What you should do: Below are some records. Copy every line in them that holds "icon".

►

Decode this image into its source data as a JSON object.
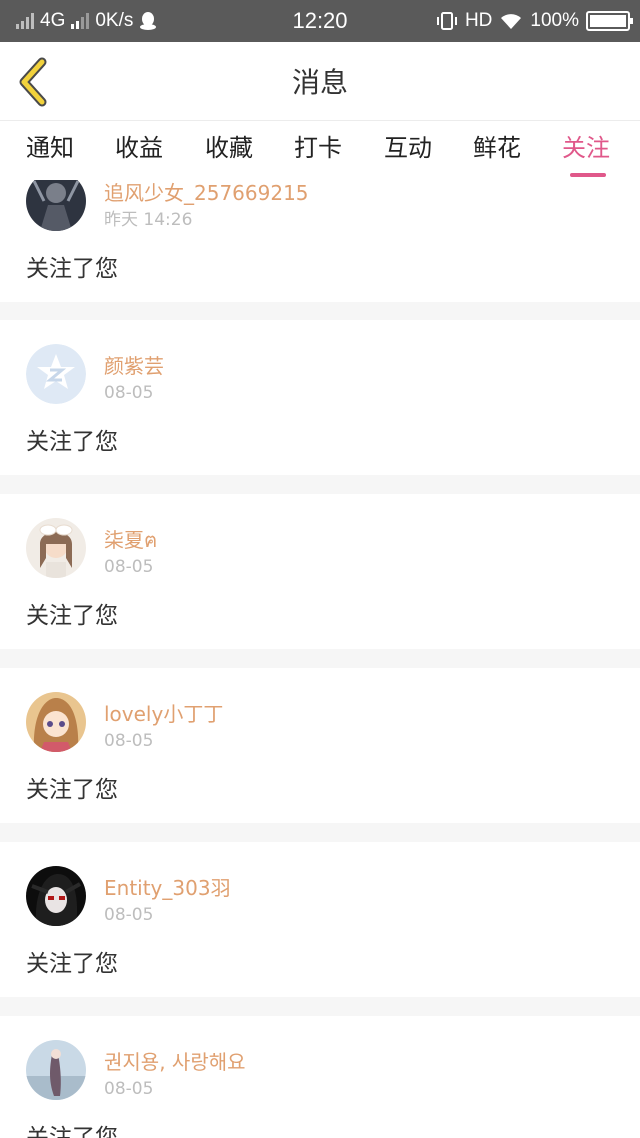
{
  "status_bar": {
    "network": "4G",
    "speed": "0K/s",
    "time": "12:20",
    "hd": "HD",
    "battery": "100%"
  },
  "header": {
    "title": "消息"
  },
  "tabs": [
    {
      "label": "通知"
    },
    {
      "label": "收益"
    },
    {
      "label": "收藏"
    },
    {
      "label": "打卡"
    },
    {
      "label": "互动"
    },
    {
      "label": "鲜花"
    },
    {
      "label": "关注"
    }
  ],
  "active_tab": "关注",
  "colors": {
    "accent": "#e0588a",
    "username": "#e0a070",
    "status_bar": "#5a5a5a"
  },
  "notifications": [
    {
      "name": "追风少女_257669215",
      "date": "昨天 14:26",
      "message": "关注了您"
    },
    {
      "name": "颜紫芸",
      "date": "08-05",
      "message": "关注了您"
    },
    {
      "name": "柒夏ฅ",
      "date": "08-05",
      "message": "关注了您"
    },
    {
      "name": "lovely小丁丁",
      "date": "08-05",
      "message": "关注了您"
    },
    {
      "name": "Entity_303羽",
      "date": "08-05",
      "message": "关注了您"
    },
    {
      "name": "권지용, 사랑해요",
      "date": "08-05",
      "message": "关注了您"
    }
  ]
}
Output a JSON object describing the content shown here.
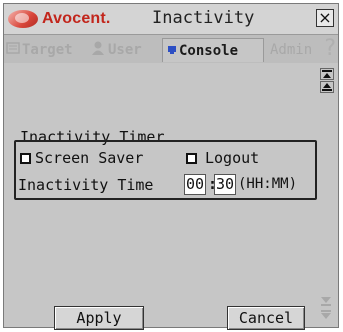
{
  "window": {
    "brand": "Avocent.",
    "title": "Inactivity",
    "close_glyph": "×"
  },
  "tabs": [
    {
      "label": "Target",
      "icon": "target-icon",
      "active": false
    },
    {
      "label": "User",
      "icon": "user-icon",
      "active": false
    },
    {
      "label": "Console",
      "icon": "console-icon",
      "active": true
    },
    {
      "label": "Admin",
      "icon": "",
      "active": false
    }
  ],
  "help_glyph": "?",
  "inactivity_timer": {
    "legend": "Inactivity Timer",
    "screen_saver_label": "Screen Saver",
    "screen_saver_checked": false,
    "logout_label": "Logout",
    "logout_checked": false,
    "time_label": "Inactivity Time",
    "hours": "00",
    "colon": ":",
    "minutes": "30",
    "format_hint": "(HH:MM)"
  },
  "buttons": {
    "apply": "Apply",
    "cancel": "Cancel"
  },
  "colors": {
    "brand": "#c2261c",
    "panel": "#c6c6c6",
    "inactive_tab": "#a8a8a8"
  }
}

◄

Exercise output:
      "icon": "target-icon",
      "icon": "user-icon",
      "icon": "console-icon",
      "icon": "",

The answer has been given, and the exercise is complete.